Write out all of the data exactly as it appears.
— begin Data —
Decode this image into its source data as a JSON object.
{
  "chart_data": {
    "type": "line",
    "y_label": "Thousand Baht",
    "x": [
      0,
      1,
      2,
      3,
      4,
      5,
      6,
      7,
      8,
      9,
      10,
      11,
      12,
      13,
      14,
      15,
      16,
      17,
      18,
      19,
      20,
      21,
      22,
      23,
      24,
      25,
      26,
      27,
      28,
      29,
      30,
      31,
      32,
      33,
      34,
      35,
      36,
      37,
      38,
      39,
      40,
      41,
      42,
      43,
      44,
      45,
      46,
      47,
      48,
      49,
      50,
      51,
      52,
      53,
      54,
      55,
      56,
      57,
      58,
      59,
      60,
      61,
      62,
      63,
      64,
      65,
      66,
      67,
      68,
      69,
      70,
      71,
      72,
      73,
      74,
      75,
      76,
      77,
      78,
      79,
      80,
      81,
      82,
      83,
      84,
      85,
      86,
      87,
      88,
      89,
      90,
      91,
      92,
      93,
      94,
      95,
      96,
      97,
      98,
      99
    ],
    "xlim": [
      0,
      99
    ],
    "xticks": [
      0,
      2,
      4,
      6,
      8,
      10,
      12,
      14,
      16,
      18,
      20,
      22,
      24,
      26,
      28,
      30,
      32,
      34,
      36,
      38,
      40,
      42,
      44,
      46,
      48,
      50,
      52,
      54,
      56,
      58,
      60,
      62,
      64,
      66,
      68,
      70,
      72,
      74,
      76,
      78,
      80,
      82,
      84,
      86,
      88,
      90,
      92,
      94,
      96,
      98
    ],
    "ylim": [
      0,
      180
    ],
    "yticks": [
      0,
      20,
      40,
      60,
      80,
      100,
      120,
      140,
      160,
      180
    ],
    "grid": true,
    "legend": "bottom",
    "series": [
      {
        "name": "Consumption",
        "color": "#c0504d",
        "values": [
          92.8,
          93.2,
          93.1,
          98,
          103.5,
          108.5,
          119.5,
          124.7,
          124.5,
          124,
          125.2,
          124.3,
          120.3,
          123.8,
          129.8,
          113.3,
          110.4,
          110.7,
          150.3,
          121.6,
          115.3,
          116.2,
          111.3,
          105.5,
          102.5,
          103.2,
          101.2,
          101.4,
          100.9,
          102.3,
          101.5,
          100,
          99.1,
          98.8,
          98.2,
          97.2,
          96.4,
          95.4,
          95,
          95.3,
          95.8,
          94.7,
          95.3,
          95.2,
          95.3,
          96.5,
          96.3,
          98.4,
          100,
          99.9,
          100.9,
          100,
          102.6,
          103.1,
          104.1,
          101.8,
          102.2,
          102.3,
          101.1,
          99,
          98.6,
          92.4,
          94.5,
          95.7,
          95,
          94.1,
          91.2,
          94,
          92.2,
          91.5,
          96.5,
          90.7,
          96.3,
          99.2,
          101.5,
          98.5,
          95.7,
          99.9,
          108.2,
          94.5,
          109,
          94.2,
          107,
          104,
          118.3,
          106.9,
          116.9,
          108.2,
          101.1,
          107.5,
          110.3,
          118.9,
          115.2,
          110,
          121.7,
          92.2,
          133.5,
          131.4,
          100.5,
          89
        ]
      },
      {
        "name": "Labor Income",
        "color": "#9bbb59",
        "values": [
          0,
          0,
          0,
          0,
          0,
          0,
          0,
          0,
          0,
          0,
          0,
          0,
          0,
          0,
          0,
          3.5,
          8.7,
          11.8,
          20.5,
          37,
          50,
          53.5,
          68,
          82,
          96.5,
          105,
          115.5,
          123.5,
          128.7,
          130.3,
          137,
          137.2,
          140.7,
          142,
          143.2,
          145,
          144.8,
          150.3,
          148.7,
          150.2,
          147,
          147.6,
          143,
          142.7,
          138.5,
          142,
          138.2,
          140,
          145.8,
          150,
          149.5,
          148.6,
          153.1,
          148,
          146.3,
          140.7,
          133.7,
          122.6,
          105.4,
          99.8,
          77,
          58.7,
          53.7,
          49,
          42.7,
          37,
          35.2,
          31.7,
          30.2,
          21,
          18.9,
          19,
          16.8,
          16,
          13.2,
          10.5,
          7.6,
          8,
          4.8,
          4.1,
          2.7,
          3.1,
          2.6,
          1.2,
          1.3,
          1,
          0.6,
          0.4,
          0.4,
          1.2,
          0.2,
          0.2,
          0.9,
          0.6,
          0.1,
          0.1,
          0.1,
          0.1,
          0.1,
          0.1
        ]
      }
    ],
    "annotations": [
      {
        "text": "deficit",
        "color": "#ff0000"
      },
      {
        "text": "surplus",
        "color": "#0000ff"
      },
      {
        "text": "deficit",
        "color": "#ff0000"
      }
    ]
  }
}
— end Data —
Result for this task:
Decode this image into its source data as a JSON object.
{
  "chart_data": {
    "type": "line",
    "y_label": "Thousand Baht",
    "x": [
      0,
      1,
      2,
      3,
      4,
      5,
      6,
      7,
      8,
      9,
      10,
      11,
      12,
      13,
      14,
      15,
      16,
      17,
      18,
      19,
      20,
      21,
      22,
      23,
      24,
      25,
      26,
      27,
      28,
      29,
      30,
      31,
      32,
      33,
      34,
      35,
      36,
      37,
      38,
      39,
      40,
      41,
      42,
      43,
      44,
      45,
      46,
      47,
      48,
      49,
      50,
      51,
      52,
      53,
      54,
      55,
      56,
      57,
      58,
      59,
      60,
      61,
      62,
      63,
      64,
      65,
      66,
      67,
      68,
      69,
      70,
      71,
      72,
      73,
      74,
      75,
      76,
      77,
      78,
      79,
      80,
      81,
      82,
      83,
      84,
      85,
      86,
      87,
      88,
      89,
      90,
      91,
      92,
      93,
      94,
      95,
      96,
      97,
      98,
      99
    ],
    "xlim": [
      0,
      99
    ],
    "xticks": [
      0,
      2,
      4,
      6,
      8,
      10,
      12,
      14,
      16,
      18,
      20,
      22,
      24,
      26,
      28,
      30,
      32,
      34,
      36,
      38,
      40,
      42,
      44,
      46,
      48,
      50,
      52,
      54,
      56,
      58,
      60,
      62,
      64,
      66,
      68,
      70,
      72,
      74,
      76,
      78,
      80,
      82,
      84,
      86,
      88,
      90,
      92,
      94,
      96,
      98
    ],
    "ylim": [
      0,
      180
    ],
    "yticks": [
      0,
      20,
      40,
      60,
      80,
      100,
      120,
      140,
      160,
      180
    ],
    "grid": true,
    "legend": "bottom",
    "series": [
      {
        "name": "Consumption",
        "color": "#c0504d",
        "values": [
          92.8,
          93.2,
          93.1,
          98,
          103.5,
          108.5,
          119.5,
          124.7,
          124.5,
          124,
          125.2,
          124.3,
          120.3,
          123.8,
          129.8,
          113.3,
          110.4,
          110.7,
          150.3,
          121.6,
          115.3,
          116.2,
          111.3,
          105.5,
          102.5,
          103.2,
          101.2,
          101.4,
          100.9,
          102.3,
          101.5,
          100,
          99.1,
          98.8,
          98.2,
          97.2,
          96.4,
          95.4,
          95,
          95.3,
          95.8,
          94.7,
          95.3,
          95.2,
          95.3,
          96.5,
          96.3,
          98.4,
          100,
          99.9,
          100.9,
          100,
          102.6,
          103.1,
          104.1,
          101.8,
          102.2,
          102.3,
          101.1,
          99,
          98.6,
          92.4,
          94.5,
          95.7,
          95,
          94.1,
          91.2,
          94,
          92.2,
          91.5,
          96.5,
          90.7,
          96.3,
          99.2,
          101.5,
          98.5,
          95.7,
          99.9,
          108.2,
          94.5,
          109,
          94.2,
          107,
          104,
          118.3,
          106.9,
          116.9,
          108.2,
          101.1,
          107.5,
          110.3,
          118.9,
          115.2,
          110,
          121.7,
          92.2,
          133.5,
          131.4,
          100.5,
          89
        ]
      },
      {
        "name": "Labor Income",
        "color": "#9bbb59",
        "values": [
          0,
          0,
          0,
          0,
          0,
          0,
          0,
          0,
          0,
          0,
          0,
          0,
          0,
          0,
          0,
          3.5,
          8.7,
          11.8,
          20.5,
          37,
          50,
          53.5,
          68,
          82,
          96.5,
          105,
          115.5,
          123.5,
          128.7,
          130.3,
          137,
          137.2,
          140.7,
          142,
          143.2,
          145,
          144.8,
          150.3,
          148.7,
          150.2,
          147,
          147.6,
          143,
          142.7,
          138.5,
          142,
          138.2,
          140,
          145.8,
          150,
          149.5,
          148.6,
          153.1,
          148,
          146.3,
          140.7,
          133.7,
          122.6,
          105.4,
          99.8,
          77,
          58.7,
          53.7,
          49,
          42.7,
          37,
          35.2,
          31.7,
          30.2,
          21,
          18.9,
          19,
          16.8,
          16,
          13.2,
          10.5,
          7.6,
          8,
          4.8,
          4.1,
          2.7,
          3.1,
          2.6,
          1.2,
          1.3,
          1,
          0.6,
          0.4,
          0.4,
          1.2,
          0.2,
          0.2,
          0.9,
          0.6,
          0.1,
          0.1,
          0.1,
          0.1,
          0.1,
          0.1
        ]
      }
    ],
    "annotations": [
      {
        "text": "deficit",
        "color": "#ff0000"
      },
      {
        "text": "surplus",
        "color": "#0000ff"
      },
      {
        "text": "deficit",
        "color": "#ff0000"
      }
    ]
  }
}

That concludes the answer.